§ **Data entries**:
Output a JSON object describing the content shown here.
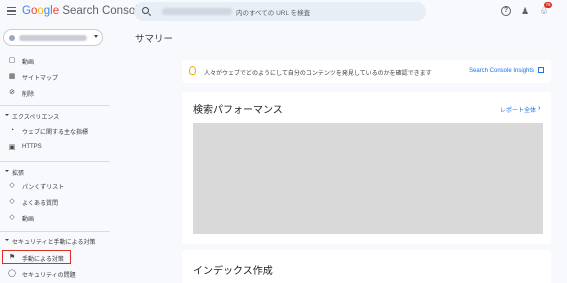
{
  "header": {
    "logo_google": "Google",
    "logo_product": "Search Console",
    "search_placeholder_tail": "内のすべての URL を検査",
    "notification_count": "76"
  },
  "sidebar": {
    "items_top": [
      {
        "label": "動画",
        "icon": "video-icon"
      },
      {
        "label": "サイトマップ",
        "icon": "sitemap-icon"
      },
      {
        "label": "削除",
        "icon": "removal-icon"
      }
    ],
    "section_experience": "エクスペリエンス",
    "items_experience": [
      {
        "label": "ウェブに関する主な指標",
        "icon": "speed-icon"
      },
      {
        "label": "HTTPS",
        "icon": "lock-icon"
      }
    ],
    "section_enhancements": "拡張",
    "items_enhancements": [
      {
        "label": "パンくずリスト",
        "icon": "layers-icon"
      },
      {
        "label": "よくある質問",
        "icon": "layers-icon"
      },
      {
        "label": "動画",
        "icon": "layers-icon"
      }
    ],
    "section_security": "セキュリティと手動による対策",
    "items_security": [
      {
        "label": "手動による対策",
        "icon": "flag-icon"
      },
      {
        "label": "セキュリティの問題",
        "icon": "shield-icon"
      }
    ]
  },
  "main": {
    "page_title": "サマリー",
    "banner_text": "人々がウェブでどのようにして自分のコンテンツを発見しているのかを確認できます",
    "banner_link": "Search Console Insights",
    "performance_title": "検索パフォーマンス",
    "full_report_link": "レポート全体",
    "index_title": "インデックス作成"
  }
}
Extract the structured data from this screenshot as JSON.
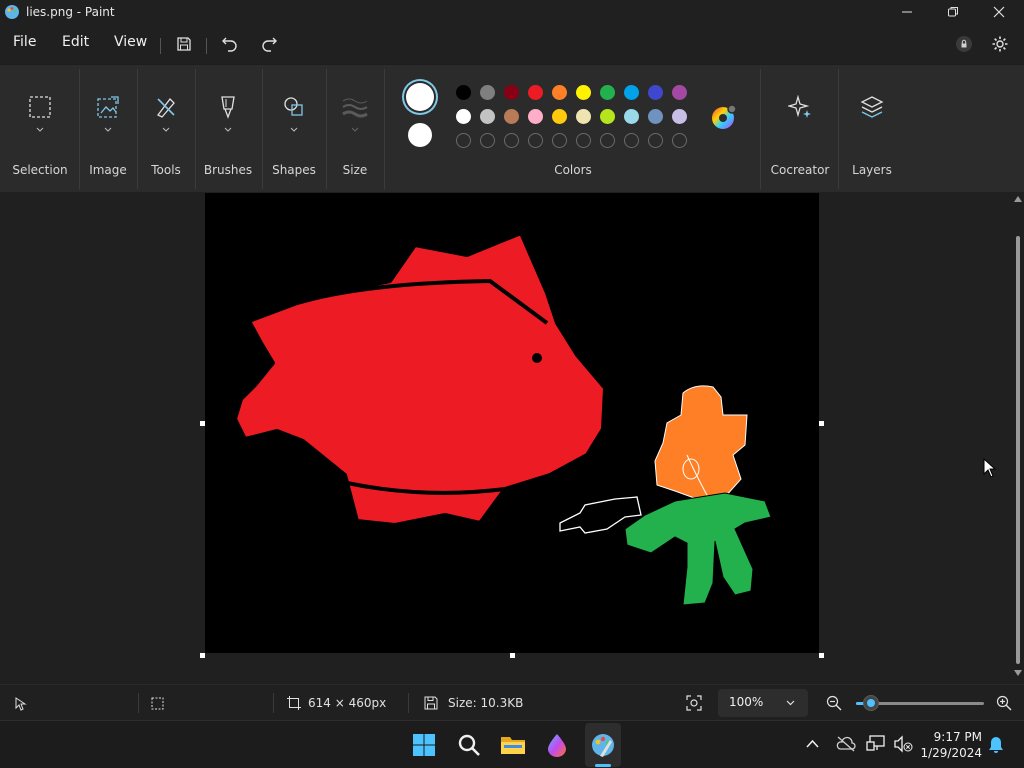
{
  "window": {
    "title": "lies.png - Paint"
  },
  "menu": {
    "file": "File",
    "edit": "Edit",
    "view": "View"
  },
  "ribbon": {
    "groups": {
      "selection": "Selection",
      "image": "Image",
      "tools": "Tools",
      "brushes": "Brushes",
      "shapes": "Shapes",
      "size": "Size",
      "colors": "Colors",
      "cocreator": "Cocreator",
      "layers": "Layers"
    },
    "palette": {
      "row1": [
        "#000000",
        "#7f7f7f",
        "#880015",
        "#ed1c24",
        "#ff7f27",
        "#fff200",
        "#22b14c",
        "#00a2e8",
        "#3f48cc",
        "#a349a4"
      ],
      "row2": [
        "#ffffff",
        "#c3c3c3",
        "#b97a57",
        "#ffaec9",
        "#ffc90e",
        "#efe4b0",
        "#b5e61d",
        "#99d9ea",
        "#7092be",
        "#c8bfe7"
      ],
      "row3_empty_count": 10,
      "color1": "#ffffff",
      "color2": "#ffffff"
    }
  },
  "status": {
    "canvas_size": "614 × 460px",
    "file_size": "Size: 10.3KB",
    "zoom": "100%",
    "zoom_fraction": 0.12
  },
  "taskbar": {
    "time": "9:17 PM",
    "date": "1/29/2024"
  },
  "colors": {
    "accent": "#4cc2ff",
    "fish": "#ed1c24",
    "flower": "#ff7f27",
    "stem": "#22b14c"
  }
}
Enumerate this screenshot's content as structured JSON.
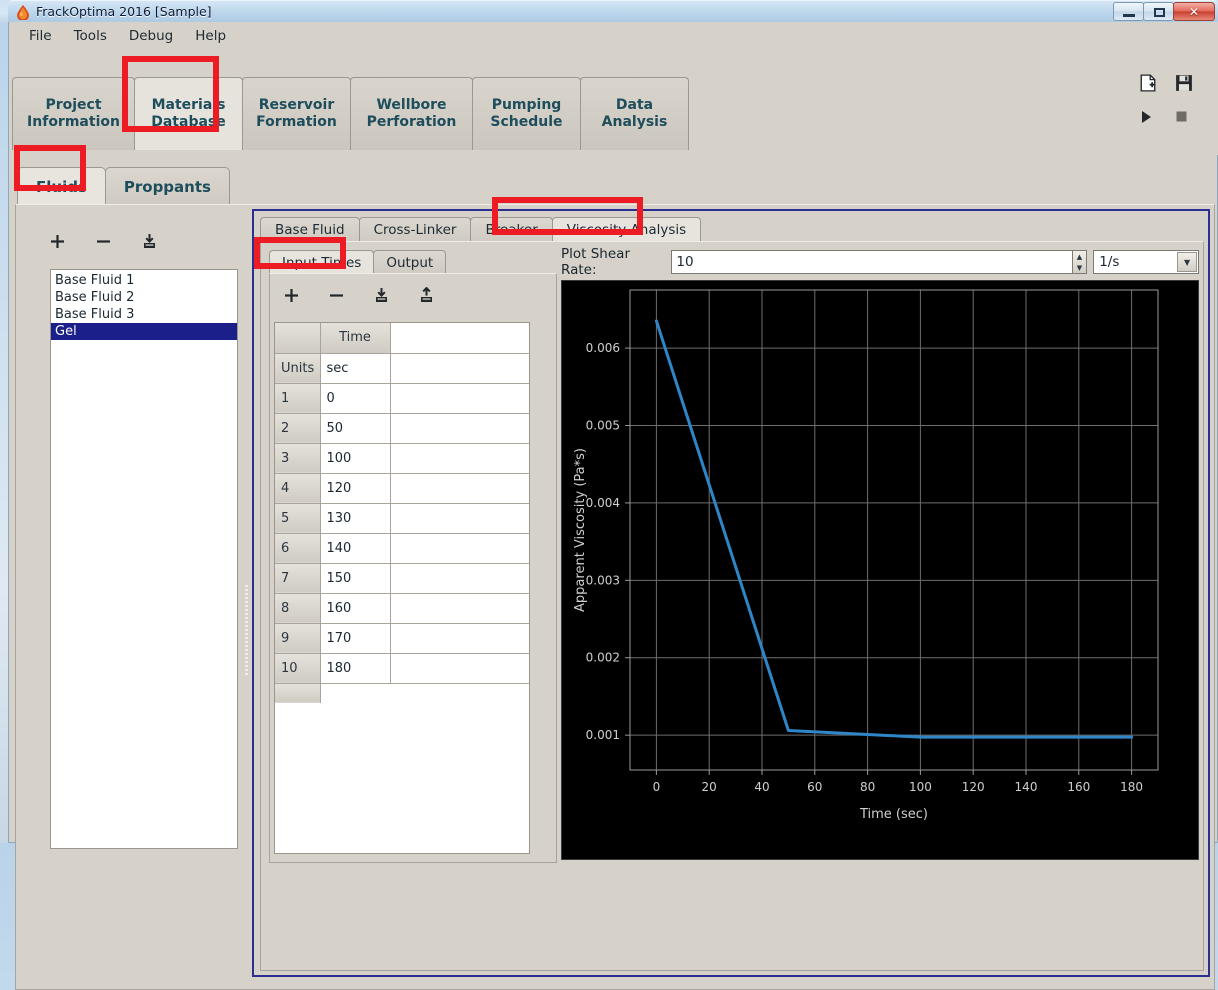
{
  "window": {
    "title": "FrackOptima 2016 [Sample]",
    "app_icon": "oil-drop-icon",
    "minimize": "–",
    "maximize": "□",
    "close": "✕"
  },
  "menu": {
    "items": [
      {
        "label": "File"
      },
      {
        "label": "Tools"
      },
      {
        "label": "Debug"
      },
      {
        "label": "Help"
      }
    ]
  },
  "ribbon": {
    "tabs": [
      {
        "line1": "Project",
        "line2": "Information",
        "active": false
      },
      {
        "line1": "Materials",
        "line2": "Database",
        "active": true
      },
      {
        "line1": "Reservoir",
        "line2": "Formation",
        "active": false
      },
      {
        "line1": "Wellbore",
        "line2": "Perforation",
        "active": false
      },
      {
        "line1": "Pumping",
        "line2": "Schedule",
        "active": false
      },
      {
        "line1": "Data",
        "line2": "Analysis",
        "active": false
      }
    ],
    "icons": [
      {
        "name": "new-file-icon"
      },
      {
        "name": "save-icon"
      },
      {
        "name": "run-icon"
      },
      {
        "name": "stop-icon"
      }
    ]
  },
  "material_tabs": [
    {
      "label": "Fluids",
      "active": true
    },
    {
      "label": "Proppants",
      "active": false
    }
  ],
  "fluid_panel": {
    "tools": [
      {
        "name": "add-fluid-button",
        "glyph": "plus"
      },
      {
        "name": "remove-fluid-button",
        "glyph": "minus"
      },
      {
        "name": "import-fluid-button",
        "glyph": "import"
      }
    ],
    "items": [
      {
        "label": "Base Fluid 1",
        "selected": false
      },
      {
        "label": "Base Fluid 2",
        "selected": false
      },
      {
        "label": "Base Fluid 3",
        "selected": false
      },
      {
        "label": "Gel",
        "selected": true
      }
    ]
  },
  "inner_tabs": [
    {
      "label": "Base Fluid",
      "active": false
    },
    {
      "label": "Cross-Linker",
      "active": false
    },
    {
      "label": "Breaker",
      "active": false
    },
    {
      "label": "Viscosity Analysis",
      "active": true
    }
  ],
  "sub_tabs": [
    {
      "label": "Input Times",
      "active": true
    },
    {
      "label": "Output",
      "active": false
    }
  ],
  "table_tools": [
    {
      "name": "add-row-button",
      "glyph": "plus"
    },
    {
      "name": "remove-row-button",
      "glyph": "minus"
    },
    {
      "name": "import-table-button",
      "glyph": "import"
    },
    {
      "name": "export-table-button",
      "glyph": "export"
    }
  ],
  "input_table": {
    "corner_header": "",
    "columns": [
      "Time"
    ],
    "units_row_label": "Units",
    "units": [
      "sec"
    ],
    "rows": [
      {
        "index": "1",
        "values": [
          "0"
        ]
      },
      {
        "index": "2",
        "values": [
          "50"
        ]
      },
      {
        "index": "3",
        "values": [
          "100"
        ]
      },
      {
        "index": "4",
        "values": [
          "120"
        ]
      },
      {
        "index": "5",
        "values": [
          "130"
        ]
      },
      {
        "index": "6",
        "values": [
          "140"
        ]
      },
      {
        "index": "7",
        "values": [
          "150"
        ]
      },
      {
        "index": "8",
        "values": [
          "160"
        ]
      },
      {
        "index": "9",
        "values": [
          "170"
        ]
      },
      {
        "index": "10",
        "values": [
          "180"
        ]
      }
    ]
  },
  "plot_controls": {
    "label": "Plot Shear Rate:",
    "value": "10",
    "placeholder": "",
    "unit": "1/s",
    "unit_options": [
      "1/s"
    ],
    "spinner_up": "▲",
    "spinner_down": "▼",
    "dropdown_arrow": "▼"
  },
  "highlights": [
    {
      "name": "highlight-materials-database"
    },
    {
      "name": "highlight-fluids-tab"
    },
    {
      "name": "highlight-viscosity-analysis-tab"
    },
    {
      "name": "highlight-input-times-tab"
    }
  ],
  "chart_data": {
    "type": "line",
    "title": "",
    "xlabel": "Time (sec)",
    "ylabel": "Apparent Viscosity (Pa*s)",
    "xlim": [
      -10,
      190
    ],
    "ylim": [
      0.00055,
      0.00675
    ],
    "xticks": [
      0,
      20,
      40,
      60,
      80,
      100,
      120,
      140,
      160,
      180
    ],
    "yticks": [
      0.001,
      0.002,
      0.003,
      0.004,
      0.005,
      0.006
    ],
    "ytick_labels": [
      "0.001",
      "0.002",
      "0.003",
      "0.004",
      "0.005",
      "0.006"
    ],
    "grid": true,
    "background": "#000000",
    "line_color": "#2e86c8",
    "legend": null,
    "series": [
      {
        "name": "Apparent Viscosity",
        "x": [
          0,
          50,
          100,
          120,
          130,
          140,
          150,
          160,
          170,
          180
        ],
        "y": [
          0.00635,
          0.00106,
          0.000975,
          0.000975,
          0.000975,
          0.000975,
          0.000975,
          0.000975,
          0.000975,
          0.000975
        ]
      }
    ]
  }
}
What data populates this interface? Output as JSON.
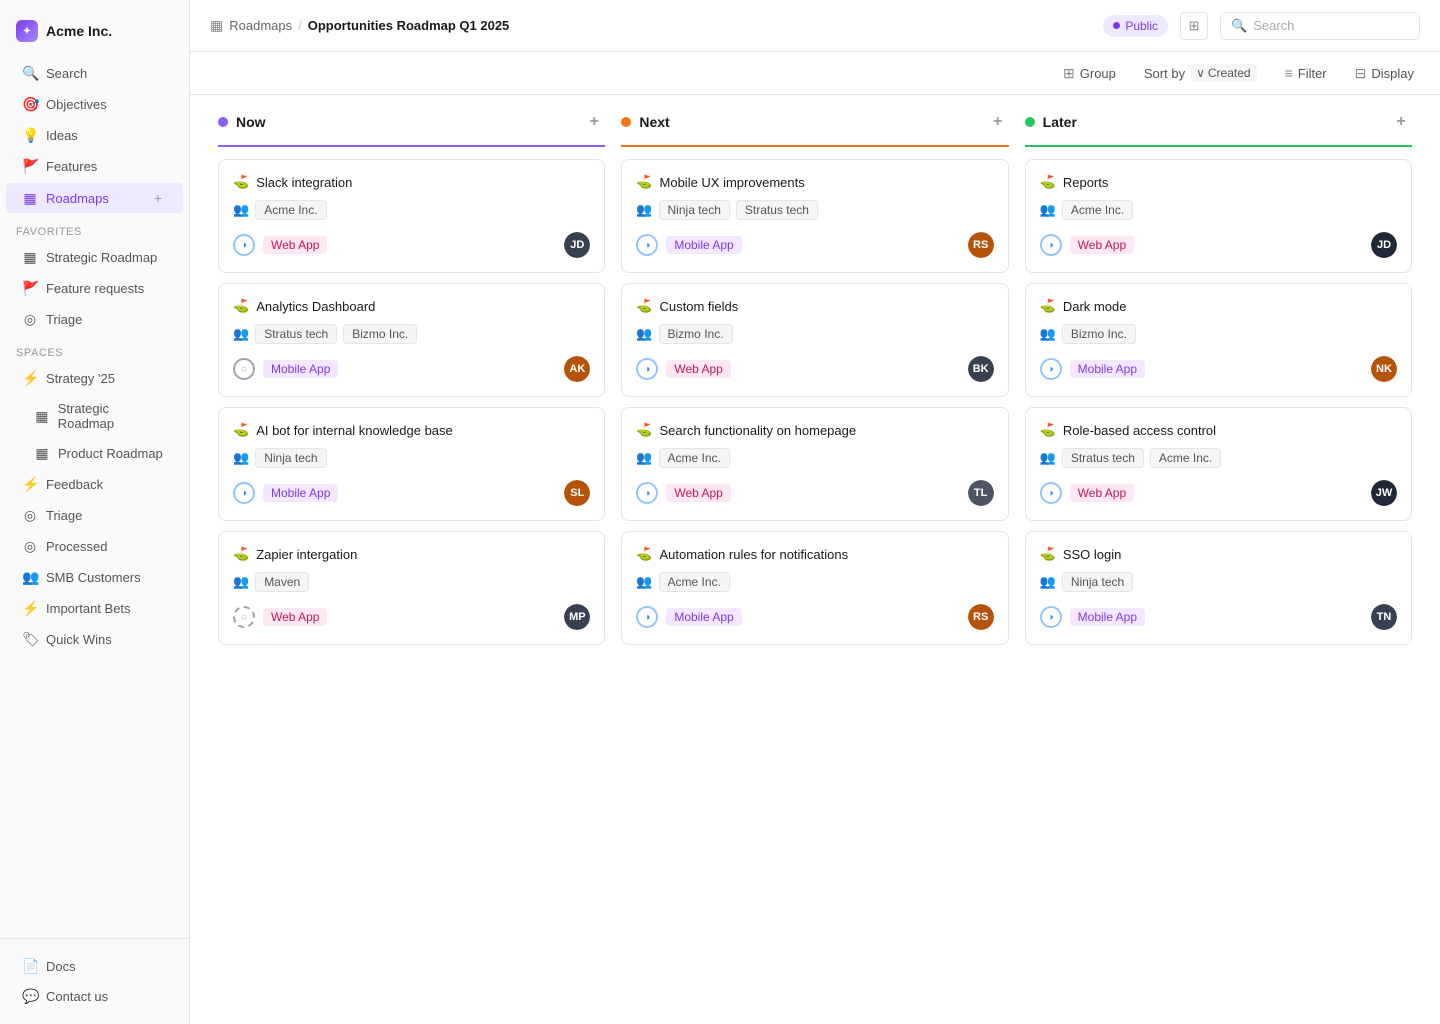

§ **Written request**:
Reproduce each line exactly as it appears, omitting the pictures.

§ **Result for this task**:
Output a JSON object describing the content shown here.
{
  "header": {
    "logo_google": "Google",
    "logo_product": "Search Console",
    "search_placeholder_tail": "内のすべての URL を検査",
    "notification_count": "76"
  },
  "sidebar": {
    "items_top": [
      {
        "label": "動画",
        "icon": "video-icon"
      },
      {
        "label": "サイトマップ",
        "icon": "sitemap-icon"
      },
      {
        "label": "削除",
        "icon": "removal-icon"
      }
    ],
    "section_experience": "エクスペリエンス",
    "items_experience": [
      {
        "label": "ウェブに関する主な指標",
        "icon": "speed-icon"
      },
      {
        "label": "HTTPS",
        "icon": "lock-icon"
      }
    ],
    "section_enhancements": "拡張",
    "items_enhancements": [
      {
        "label": "パンくずリスト",
        "icon": "layers-icon"
      },
      {
        "label": "よくある質問",
        "icon": "layers-icon"
      },
      {
        "label": "動画",
        "icon": "layers-icon"
      }
    ],
    "section_security": "セキュリティと手動による対策",
    "items_security": [
      {
        "label": "手動による対策",
        "icon": "flag-icon"
      },
      {
        "label": "セキュリティの問題",
        "icon": "shield-icon"
      }
    ]
  },
  "main": {
    "page_title": "サマリー",
    "banner_text": "人々がウェブでどのようにして自分のコンテンツを発見しているのかを確認できます",
    "banner_link": "Search Console Insights",
    "performance_title": "検索パフォーマンス",
    "full_report_link": "レポート全体",
    "index_title": "インデックス作成"
  }
}
Extract the structured data from this screenshot as JSON.
{
  "window": {
    "title": "lies.png - Paint"
  },
  "menu": {
    "file": "File",
    "edit": "Edit",
    "view": "View"
  },
  "ribbon": {
    "groups": {
      "selection": "Selection",
      "image": "Image",
      "tools": "Tools",
      "brushes": "Brushes",
      "shapes": "Shapes",
      "size": "Size",
      "colors": "Colors",
      "cocreator": "Cocreator",
      "layers": "Layers"
    },
    "palette": {
      "row1": [
        "#000000",
        "#7f7f7f",
        "#880015",
        "#ed1c24",
        "#ff7f27",
        "#fff200",
        "#22b14c",
        "#00a2e8",
        "#3f48cc",
        "#a349a4"
      ],
      "row2": [
        "#ffffff",
        "#c3c3c3",
        "#b97a57",
        "#ffaec9",
        "#ffc90e",
        "#efe4b0",
        "#b5e61d",
        "#99d9ea",
        "#7092be",
        "#c8bfe7"
      ],
      "row3_empty_count": 10,
      "color1": "#ffffff",
      "color2": "#ffffff"
    }
  },
  "status": {
    "canvas_size": "614 × 460px",
    "file_size": "Size: 10.3KB",
    "zoom": "100%",
    "zoom_fraction": 0.12
  },
  "taskbar": {
    "time": "9:17 PM",
    "date": "1/29/2024"
  },
  "colors": {
    "accent": "#4cc2ff",
    "fish": "#ed1c24",
    "flower": "#ff7f27",
    "stem": "#22b14c"
  }
}
Enumerate this screenshot's content as structured JSON.
{
  "window": {
    "title": "FrackOptima 2016 [Sample]",
    "app_icon": "oil-drop-icon",
    "minimize": "–",
    "maximize": "□",
    "close": "✕"
  },
  "menu": {
    "items": [
      {
        "label": "File"
      },
      {
        "label": "Tools"
      },
      {
        "label": "Debug"
      },
      {
        "label": "Help"
      }
    ]
  },
  "ribbon": {
    "tabs": [
      {
        "line1": "Project",
        "line2": "Information",
        "active": false
      },
      {
        "line1": "Materials",
        "line2": "Database",
        "active": true
      },
      {
        "line1": "Reservoir",
        "line2": "Formation",
        "active": false
      },
      {
        "line1": "Wellbore",
        "line2": "Perforation",
        "active": false
      },
      {
        "line1": "Pumping",
        "line2": "Schedule",
        "active": false
      },
      {
        "line1": "Data",
        "line2": "Analysis",
        "active": false
      }
    ],
    "icons": [
      {
        "name": "new-file-icon"
      },
      {
        "name": "save-icon"
      },
      {
        "name": "run-icon"
      },
      {
        "name": "stop-icon"
      }
    ]
  },
  "material_tabs": [
    {
      "label": "Fluids",
      "active": true
    },
    {
      "label": "Proppants",
      "active": false
    }
  ],
  "fluid_panel": {
    "tools": [
      {
        "name": "add-fluid-button",
        "glyph": "plus"
      },
      {
        "name": "remove-fluid-button",
        "glyph": "minus"
      },
      {
        "name": "import-fluid-button",
        "glyph": "import"
      }
    ],
    "items": [
      {
        "label": "Base Fluid 1",
        "selected": false
      },
      {
        "label": "Base Fluid 2",
        "selected": false
      },
      {
        "label": "Base Fluid 3",
        "selected": false
      },
      {
        "label": "Gel",
        "selected": true
      }
    ]
  },
  "inner_tabs": [
    {
      "label": "Base Fluid",
      "active": false
    },
    {
      "label": "Cross-Linker",
      "active": false
    },
    {
      "label": "Breaker",
      "active": false
    },
    {
      "label": "Viscosity Analysis",
      "active": true
    }
  ],
  "sub_tabs": [
    {
      "label": "Input Times",
      "active": true
    },
    {
      "label": "Output",
      "active": false
    }
  ],
  "table_tools": [
    {
      "name": "add-row-button",
      "glyph": "plus"
    },
    {
      "name": "remove-row-button",
      "glyph": "minus"
    },
    {
      "name": "import-table-button",
      "glyph": "import"
    },
    {
      "name": "export-table-button",
      "glyph": "export"
    }
  ],
  "input_table": {
    "corner_header": "",
    "columns": [
      "Time"
    ],
    "units_row_label": "Units",
    "units": [
      "sec"
    ],
    "rows": [
      {
        "index": "1",
        "values": [
          "0"
        ]
      },
      {
        "index": "2",
        "values": [
          "50"
        ]
      },
      {
        "index": "3",
        "values": [
          "100"
        ]
      },
      {
        "index": "4",
        "values": [
          "120"
        ]
      },
      {
        "index": "5",
        "values": [
          "130"
        ]
      },
      {
        "index": "6",
        "values": [
          "140"
        ]
      },
      {
        "index": "7",
        "values": [
          "150"
        ]
      },
      {
        "index": "8",
        "values": [
          "160"
        ]
      },
      {
        "index": "9",
        "values": [
          "170"
        ]
      },
      {
        "index": "10",
        "values": [
          "180"
        ]
      }
    ]
  },
  "plot_controls": {
    "label": "Plot Shear Rate:",
    "value": "10",
    "placeholder": "",
    "unit": "1/s",
    "unit_options": [
      "1/s"
    ],
    "spinner_up": "▲",
    "spinner_down": "▼",
    "dropdown_arrow": "▼"
  },
  "highlights": [
    {
      "name": "highlight-materials-database"
    },
    {
      "name": "highlight-fluids-tab"
    },
    {
      "name": "highlight-viscosity-analysis-tab"
    },
    {
      "name": "highlight-input-times-tab"
    }
  ],
  "chart_data": {
    "type": "line",
    "title": "",
    "xlabel": "Time (sec)",
    "ylabel": "Apparent Viscosity (Pa*s)",
    "xlim": [
      -10,
      190
    ],
    "ylim": [
      0.00055,
      0.00675
    ],
    "xticks": [
      0,
      20,
      40,
      60,
      80,
      100,
      120,
      140,
      160,
      180
    ],
    "yticks": [
      0.001,
      0.002,
      0.003,
      0.004,
      0.005,
      0.006
    ],
    "ytick_labels": [
      "0.001",
      "0.002",
      "0.003",
      "0.004",
      "0.005",
      "0.006"
    ],
    "grid": true,
    "background": "#000000",
    "line_color": "#2e86c8",
    "legend": null,
    "series": [
      {
        "name": "Apparent Viscosity",
        "x": [
          0,
          50,
          100,
          120,
          130,
          140,
          150,
          160,
          170,
          180
        ],
        "y": [
          0.00635,
          0.00106,
          0.000975,
          0.000975,
          0.000975,
          0.000975,
          0.000975,
          0.000975,
          0.000975,
          0.000975
        ]
      }
    ]
  }
}
What data populates this interface? Output as JSON.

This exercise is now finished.